[start]
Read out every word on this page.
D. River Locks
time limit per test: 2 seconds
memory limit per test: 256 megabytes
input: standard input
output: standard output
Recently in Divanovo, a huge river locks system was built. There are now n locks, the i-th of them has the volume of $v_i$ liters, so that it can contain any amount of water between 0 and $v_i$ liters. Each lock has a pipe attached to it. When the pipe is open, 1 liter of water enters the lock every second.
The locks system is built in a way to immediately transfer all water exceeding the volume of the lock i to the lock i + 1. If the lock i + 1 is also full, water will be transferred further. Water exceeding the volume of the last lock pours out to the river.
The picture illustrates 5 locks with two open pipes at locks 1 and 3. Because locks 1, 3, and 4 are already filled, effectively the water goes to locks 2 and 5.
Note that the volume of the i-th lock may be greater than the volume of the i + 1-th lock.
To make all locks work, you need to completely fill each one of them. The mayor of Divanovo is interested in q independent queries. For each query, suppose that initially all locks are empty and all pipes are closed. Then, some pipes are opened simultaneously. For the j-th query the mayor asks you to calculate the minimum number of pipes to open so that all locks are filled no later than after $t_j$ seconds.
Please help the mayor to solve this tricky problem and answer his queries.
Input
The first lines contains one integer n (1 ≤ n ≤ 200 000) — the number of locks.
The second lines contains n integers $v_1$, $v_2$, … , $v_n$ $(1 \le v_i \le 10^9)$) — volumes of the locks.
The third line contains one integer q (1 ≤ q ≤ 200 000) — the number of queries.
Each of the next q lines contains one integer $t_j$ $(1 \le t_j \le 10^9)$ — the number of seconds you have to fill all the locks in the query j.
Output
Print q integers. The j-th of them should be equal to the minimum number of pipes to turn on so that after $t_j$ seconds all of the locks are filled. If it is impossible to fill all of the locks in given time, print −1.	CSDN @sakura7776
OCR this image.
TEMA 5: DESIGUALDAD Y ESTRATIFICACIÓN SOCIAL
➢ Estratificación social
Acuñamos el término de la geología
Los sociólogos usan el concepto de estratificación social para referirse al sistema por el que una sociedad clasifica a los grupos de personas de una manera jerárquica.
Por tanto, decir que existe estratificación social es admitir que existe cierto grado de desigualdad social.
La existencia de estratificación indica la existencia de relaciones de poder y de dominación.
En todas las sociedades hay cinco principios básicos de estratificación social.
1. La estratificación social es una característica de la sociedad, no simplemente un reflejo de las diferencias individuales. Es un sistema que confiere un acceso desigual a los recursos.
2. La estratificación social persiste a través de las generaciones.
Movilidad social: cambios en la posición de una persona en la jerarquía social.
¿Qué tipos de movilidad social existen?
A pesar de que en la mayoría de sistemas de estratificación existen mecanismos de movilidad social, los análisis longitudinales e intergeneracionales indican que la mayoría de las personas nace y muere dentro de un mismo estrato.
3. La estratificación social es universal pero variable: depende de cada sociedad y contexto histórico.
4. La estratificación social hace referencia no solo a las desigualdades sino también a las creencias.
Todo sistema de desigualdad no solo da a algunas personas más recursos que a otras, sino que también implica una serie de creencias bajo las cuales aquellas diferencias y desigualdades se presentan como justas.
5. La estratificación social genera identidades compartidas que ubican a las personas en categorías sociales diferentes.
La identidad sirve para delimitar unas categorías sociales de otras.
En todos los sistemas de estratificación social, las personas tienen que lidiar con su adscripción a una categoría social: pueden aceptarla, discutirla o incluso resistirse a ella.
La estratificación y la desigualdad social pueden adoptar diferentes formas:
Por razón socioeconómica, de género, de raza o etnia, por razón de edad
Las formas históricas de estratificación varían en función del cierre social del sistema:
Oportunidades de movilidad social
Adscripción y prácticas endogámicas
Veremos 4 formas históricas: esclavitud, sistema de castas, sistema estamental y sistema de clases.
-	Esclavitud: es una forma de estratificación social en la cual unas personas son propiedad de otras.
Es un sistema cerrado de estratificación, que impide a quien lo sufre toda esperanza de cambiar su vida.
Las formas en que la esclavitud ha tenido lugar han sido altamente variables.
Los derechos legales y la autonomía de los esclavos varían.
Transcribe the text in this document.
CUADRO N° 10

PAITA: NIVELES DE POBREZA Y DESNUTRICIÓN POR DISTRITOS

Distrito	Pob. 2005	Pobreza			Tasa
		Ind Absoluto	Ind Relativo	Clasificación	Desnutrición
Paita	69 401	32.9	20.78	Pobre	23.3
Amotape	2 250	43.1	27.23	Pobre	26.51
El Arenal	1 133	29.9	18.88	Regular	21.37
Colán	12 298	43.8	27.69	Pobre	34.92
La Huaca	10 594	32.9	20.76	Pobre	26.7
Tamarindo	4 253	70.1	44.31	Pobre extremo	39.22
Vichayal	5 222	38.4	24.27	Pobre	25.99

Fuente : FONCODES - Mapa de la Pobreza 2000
[end]
#### Instructions for the task:
Using the listing above, list every line in which the string "desigualdades" occurs.

#### Exercise result:
4. La estratificación social hace referencia no solo a las desigualdades sino también a las creencias.
Todo sistema de desigualdad no solo da a algunas personas más recursos que a otras, sino que también implica una serie de creencias bajo las cuales aquellas diferencias y desigualdades se presentan como justas.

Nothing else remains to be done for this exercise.